→ **WRITTEN PROBLEM**:
Recast the lines from the one containing "1210, 784, 1273]" through the one containing "1158, 440, 1221]" as a JSON list of strings, one string per line, leaving out blank lines. Include both of those lines and nothing outside that span.

→ **Visual layout annotation data**:
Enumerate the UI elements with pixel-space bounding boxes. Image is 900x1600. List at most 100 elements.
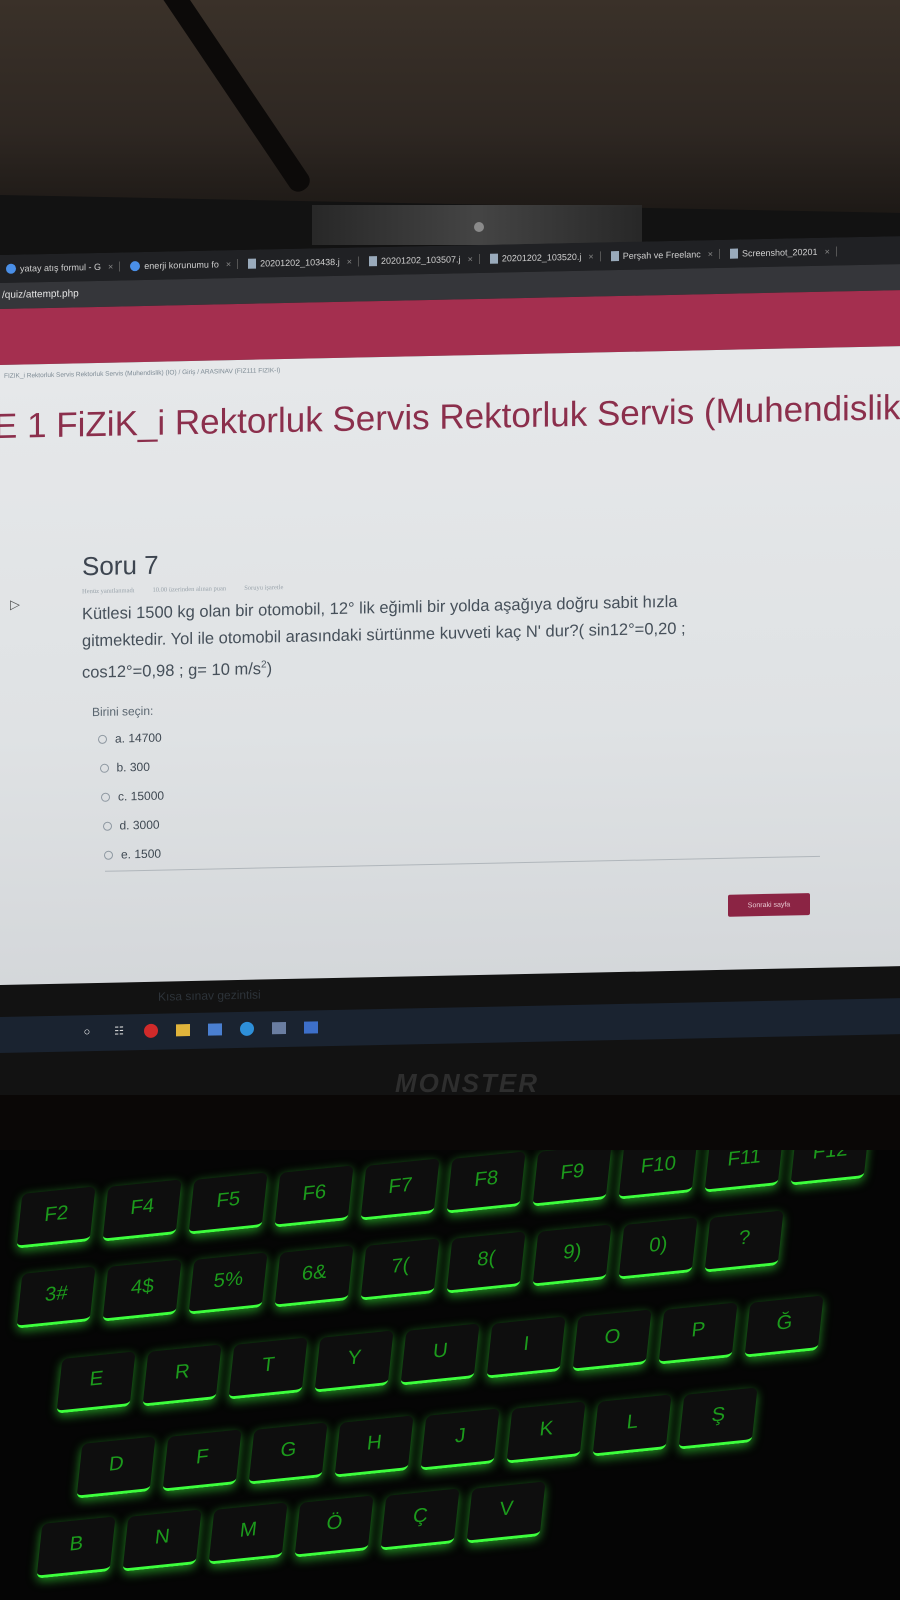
keyboard-key: ?	[704, 1210, 784, 1273]
folder-icon[interactable]	[176, 1024, 190, 1037]
keyboard-key: E	[56, 1351, 136, 1414]
radio-button[interactable]	[104, 850, 113, 860]
document-icon	[368, 256, 377, 267]
keyboard-key: T	[228, 1337, 308, 1400]
keyboard-key: I	[486, 1316, 566, 1379]
browser-tab-label: 20201202_103507.j	[380, 254, 461, 267]
keyboard-key: L	[592, 1394, 672, 1457]
browser-tab-label: 20201202_103438.j	[260, 256, 340, 269]
browser-tab-label: Perşah ve Freelanc	[622, 249, 701, 261]
browser-tab[interactable]: 20201202_103507.j ×	[362, 253, 480, 267]
search-icon[interactable]: ○	[80, 1026, 94, 1038]
windows-taskbar: ○ ☷	[0, 998, 900, 1053]
quiz-page: FIZIK_i Rektorluk Servis Rektorluk Servi…	[0, 346, 900, 1053]
question-status: Henüz yanıtlanmadı	[82, 587, 135, 596]
keyboard-key: F7	[360, 1158, 440, 1221]
keyboard-key: Ö	[294, 1495, 374, 1558]
browser-tab[interactable]: Screenshot_20201 ×	[724, 246, 837, 259]
close-tab-icon[interactable]: ×	[347, 257, 352, 267]
keyboard-key: 3#	[16, 1266, 96, 1329]
keyboard-key: Y	[314, 1330, 394, 1393]
edge-icon[interactable]	[240, 1021, 254, 1036]
mail-icon[interactable]	[208, 1023, 222, 1036]
task-view-icon[interactable]: ☷	[112, 1025, 126, 1037]
keyboard-key: G	[248, 1422, 328, 1485]
keyboard-key: P	[658, 1302, 738, 1365]
keyboard-key: Ş	[678, 1387, 758, 1450]
answer-label: b. 300	[116, 759, 150, 775]
browser-tab[interactable]: 20201202_103438.j ×	[242, 256, 359, 269]
document-icon	[730, 248, 738, 259]
laptop-keyboard: F2 F4 F5 F6 F7 F8 F9 F10 F11 F12 3# 4$ 5% 6& 7(8(9) 0)?…	[0, 1150, 900, 1600]
keyboard-key: 4$	[102, 1259, 182, 1322]
keyboard-key: Ç	[380, 1488, 460, 1551]
close-tab-icon[interactable]: ×	[825, 247, 830, 257]
answer-label: a. 14700	[115, 730, 162, 746]
flag-question-link[interactable]: Soruyu işaretle	[244, 584, 283, 592]
answer-label: d. 3000	[119, 817, 160, 833]
keyboard-key: H	[334, 1415, 414, 1478]
keyboard-key: 8(	[446, 1231, 526, 1294]
keyboard-key: J	[420, 1408, 500, 1471]
close-tab-icon[interactable]: ×	[108, 262, 113, 272]
browser-tab[interactable]: 20201202_103520.j ×	[483, 251, 601, 264]
browser-tab-label: 20201202_103520.j	[501, 251, 582, 264]
close-tab-icon[interactable]: ×	[708, 249, 713, 259]
laptop-screen: yatay atış formul - G × enerji korunumu fo…	[0, 236, 900, 1085]
keyboard-key: 9)	[532, 1224, 612, 1287]
keyboard-key: B	[36, 1516, 116, 1579]
keyboard-key: D	[76, 1436, 156, 1499]
opera-icon[interactable]	[144, 1023, 158, 1038]
radio-button[interactable]	[98, 734, 107, 744]
google-icon	[6, 263, 16, 274]
browser-tab-label: yatay atış formul - G	[20, 261, 102, 274]
keyboard-key: R	[142, 1344, 222, 1407]
webcam-icon	[474, 222, 484, 232]
laptop-brand-logo: MONSTER	[395, 1068, 539, 1098]
keyboard-key: 5%	[188, 1252, 268, 1315]
browser-tab[interactable]: yatay atış formul - G ×	[0, 261, 121, 274]
next-page-button[interactable]: Sonraki sayfa	[728, 893, 810, 917]
browser-tab-label: Screenshot_20201	[742, 246, 818, 259]
store-icon[interactable]	[272, 1022, 286, 1035]
radio-button[interactable]	[102, 821, 112, 831]
keyboard-key: K	[506, 1401, 586, 1464]
question-text: Kütlesi 1500 kg olan bir otomobil, 12° l…	[82, 587, 782, 687]
radio-button[interactable]	[99, 763, 109, 773]
browser-tab[interactable]: Perşah ve Freelanc ×	[604, 248, 720, 262]
radio-button[interactable]	[101, 792, 110, 802]
keyboard-key: F4	[102, 1179, 182, 1242]
keyboard-key: F11	[704, 1150, 784, 1193]
browser-tab[interactable]: enerji korunumu fo ×	[124, 259, 239, 272]
page-title: E 1 FiZiK_i Rektorluk Servis Rektorluk S…	[0, 387, 900, 447]
quiz-navigation-heading: Kısa sınav gezintisi	[158, 987, 261, 1004]
breadcrumb[interactable]: FIZIK_i Rektorluk Servis Rektorluk Servi…	[4, 367, 280, 380]
answer-list: a. 14700 b. 300 c. 15000 d. 3000 e. 1500	[98, 709, 822, 869]
keyboard-key: F9	[532, 1150, 612, 1207]
keyboard-key: V	[466, 1481, 546, 1544]
keyboard-key: F8	[446, 1151, 526, 1214]
keyboard-key: F6	[274, 1165, 354, 1228]
keyboard-key: F2	[16, 1186, 96, 1249]
keyboard-key: N	[122, 1509, 202, 1572]
document-icon	[248, 258, 257, 269]
keyboard-key: F10	[618, 1150, 698, 1200]
word-icon[interactable]	[304, 1021, 318, 1034]
keyboard-key: 7(	[360, 1238, 440, 1301]
document-icon	[610, 251, 619, 262]
document-icon	[489, 253, 498, 264]
keyboard-key: 6&	[274, 1245, 354, 1308]
close-tab-icon[interactable]: ×	[468, 254, 473, 264]
close-tab-icon[interactable]: ×	[226, 259, 231, 269]
keyboard-key: Ğ	[744, 1295, 824, 1358]
close-tab-icon[interactable]: ×	[588, 252, 593, 262]
google-icon	[130, 261, 141, 272]
answer-label: c. 15000	[118, 788, 165, 804]
keyboard-key: F5	[188, 1172, 268, 1235]
browser-tab-label: enerji korunumu fo	[144, 259, 219, 271]
keyboard-key: U	[400, 1323, 480, 1386]
answer-label: e. 1500	[121, 846, 162, 862]
mouse-cursor-icon: ▷	[10, 596, 20, 612]
keyboard-key: F	[162, 1429, 242, 1492]
keyboard-key: F12	[790, 1150, 870, 1186]
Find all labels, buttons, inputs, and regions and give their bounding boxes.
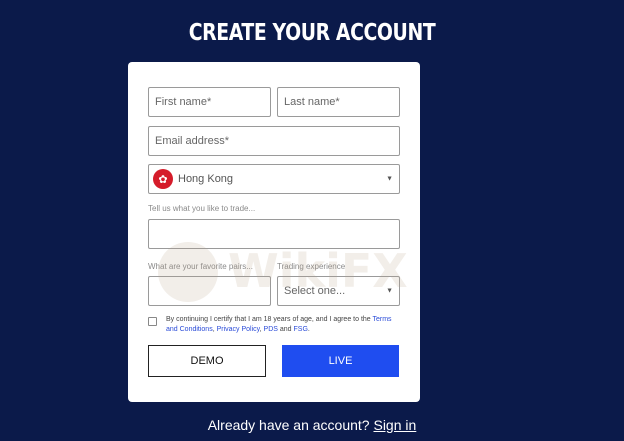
signin-prompt: Already have an account? Sign in — [0, 417, 624, 433]
experience-select[interactable]: Select one... ▼ — [277, 276, 400, 306]
terms-and: and — [277, 326, 294, 333]
terms-checkbox[interactable] — [148, 317, 157, 326]
last-name-placeholder: Last name* — [284, 96, 340, 108]
chevron-down-icon: ▼ — [386, 287, 393, 295]
email-input[interactable]: Email address* — [148, 126, 400, 156]
terms-prefix: By continuing I certify that I am 18 yea… — [166, 316, 373, 323]
signin-prompt-text: Already have an account? — [207, 417, 374, 433]
terms-text: By continuing I certify that I am 18 yea… — [166, 315, 402, 335]
privacy-link[interactable]: Privacy Policy — [217, 326, 260, 333]
signin-link[interactable]: Sign in — [373, 417, 416, 433]
country-select[interactable]: ✿ Hong Kong ▼ — [148, 164, 400, 194]
country-value: Hong Kong — [178, 173, 234, 185]
experience-value: Select one... — [284, 285, 346, 297]
pds-link[interactable]: PDS — [264, 326, 278, 333]
page-title: CREATE YOUR ACCOUNT — [188, 20, 436, 46]
demo-button[interactable]: DEMO — [148, 345, 266, 377]
first-name-input[interactable]: First name* — [148, 87, 271, 117]
pairs-input[interactable] — [148, 276, 271, 306]
signup-form-card: First name* Last name* Email address* ✿ … — [128, 62, 420, 402]
hong-kong-flag-icon: ✿ — [153, 169, 173, 189]
pairs-label: What are your favorite pairs... — [148, 262, 253, 271]
first-name-placeholder: First name* — [155, 96, 212, 108]
last-name-input[interactable]: Last name* — [277, 87, 400, 117]
live-button[interactable]: LIVE — [282, 345, 399, 377]
email-placeholder: Email address* — [155, 135, 229, 147]
trade-input[interactable] — [148, 219, 400, 249]
terms-end: . — [307, 326, 310, 333]
experience-label: Trading experience — [277, 262, 346, 271]
fsg-link[interactable]: FSG — [294, 326, 308, 333]
chevron-down-icon: ▼ — [386, 175, 393, 183]
trade-label: Tell us what you like to trade... — [148, 204, 256, 213]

→ **ANSWER TO THIS PROBLEM**:
[
  "keyboard-key: ?\t[704, 1210, 784, 1273]",
  "folder-icon[interactable]\t[176, 1024, 190, 1037]",
  "keyboard-key: E\t[56, 1351, 136, 1414]",
  "radio-button[interactable]\t[104, 850, 113, 860]",
  "document-icon\t[368, 256, 377, 267]",
  "keyboard-key: T\t[228, 1337, 308, 1400]",
  "keyboard-key: I\t[486, 1316, 566, 1379]",
  "browser-tab-label: 20201202_103507.j\t[380, 254, 461, 267]",
  "keyboard-key: L\t[592, 1394, 672, 1457]",
  "browser-tab-label: 20201202_103438.j\t[260, 256, 340, 269]",
  "browser-tab-label: Perşah ve Freelanc\t[622, 249, 701, 261]",
  "browser-tab[interactable]: 20201202_103507.j ×\t[362, 253, 480, 267]",
  "search-icon[interactable]: ○\t[80, 1026, 94, 1038]",
  "windows-taskbar: ○ ☷\t[0, 998, 900, 1053]",
  "quiz-page: FIZIK_i Rektorluk Servis Rektorluk Servi…\t[0, 346, 900, 1053]",
  "question-status: Henüz yanıtlanmadı\t[82, 587, 135, 596]",
  "keyboard-key: F7\t[360, 1158, 440, 1221]"
]